What you will do
Which lines in the material below contain the word "ylabel"? Copy each of them.

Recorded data
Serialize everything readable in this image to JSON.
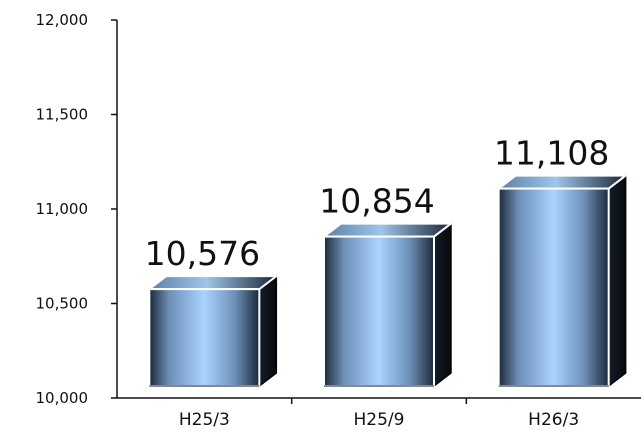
{
  "chart_data": {
    "type": "bar",
    "categories": [
      "H25/3",
      "H25/9",
      "H26/3"
    ],
    "values": [
      10576,
      10854,
      11108
    ],
    "value_labels": [
      "10,576",
      "10,854",
      "11,108"
    ],
    "y_tick_labels": [
      "10,000",
      "10,500",
      "11,000",
      "11,500",
      "12,000"
    ],
    "ylim": [
      10000,
      12000
    ],
    "title": "",
    "xlabel": "",
    "ylabel": "",
    "grid": false,
    "legend": "none",
    "bar_style": "3d-cylinder-gradient",
    "colors": {
      "bar_light": "#a9d4ff",
      "bar_mid": "#6d8fb7",
      "bar_dark": "#1c2a3b",
      "bar_side": "#07090d",
      "axis": "#111111"
    }
  }
}
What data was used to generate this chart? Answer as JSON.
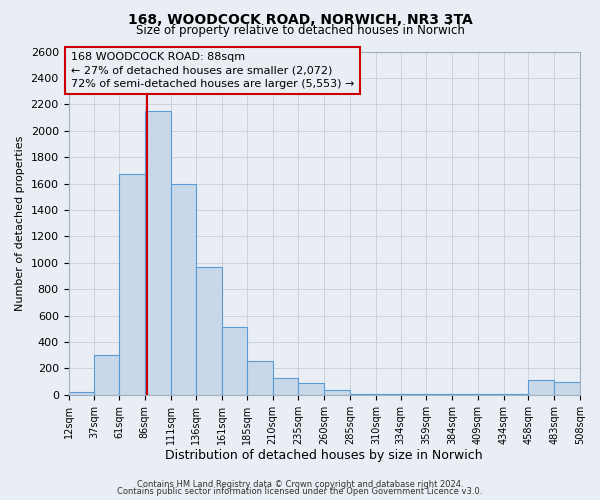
{
  "title": "168, WOODCOCK ROAD, NORWICH, NR3 3TA",
  "subtitle": "Size of property relative to detached houses in Norwich",
  "xlabel": "Distribution of detached houses by size in Norwich",
  "ylabel": "Number of detached properties",
  "bin_edges": [
    12,
    37,
    61,
    86,
    111,
    136,
    161,
    185,
    210,
    235,
    260,
    285,
    310,
    334,
    359,
    384,
    409,
    434,
    458,
    483,
    508
  ],
  "bar_heights": [
    25,
    300,
    1670,
    2150,
    1600,
    970,
    510,
    255,
    125,
    90,
    35,
    5,
    5,
    5,
    5,
    5,
    5,
    5,
    110,
    100
  ],
  "bar_color": "#c8d8e8",
  "bar_edge_color": "#5b9bd5",
  "property_line_x": 88,
  "property_line_color": "#cc0000",
  "ylim": [
    0,
    2600
  ],
  "yticks": [
    0,
    200,
    400,
    600,
    800,
    1000,
    1200,
    1400,
    1600,
    1800,
    2000,
    2200,
    2400,
    2600
  ],
  "annotation_title": "168 WOODCOCK ROAD: 88sqm",
  "annotation_line1": "← 27% of detached houses are smaller (2,072)",
  "annotation_line2": "72% of semi-detached houses are larger (5,553) →",
  "annotation_box_color": "#cc0000",
  "grid_color": "#c0c8d0",
  "bg_color": "#e8eef4",
  "footer1": "Contains HM Land Registry data © Crown copyright and database right 2024.",
  "footer2": "Contains public sector information licensed under the Open Government Licence v3.0."
}
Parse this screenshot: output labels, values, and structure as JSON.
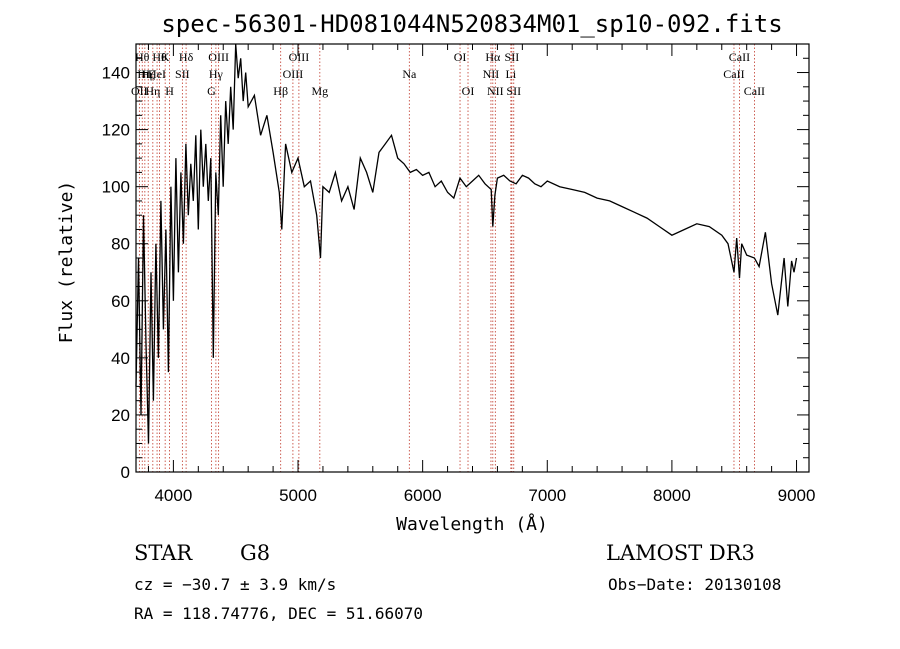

Solution to this exercise
    "ylabel": "",
  "ylabel": "Number of detached properties",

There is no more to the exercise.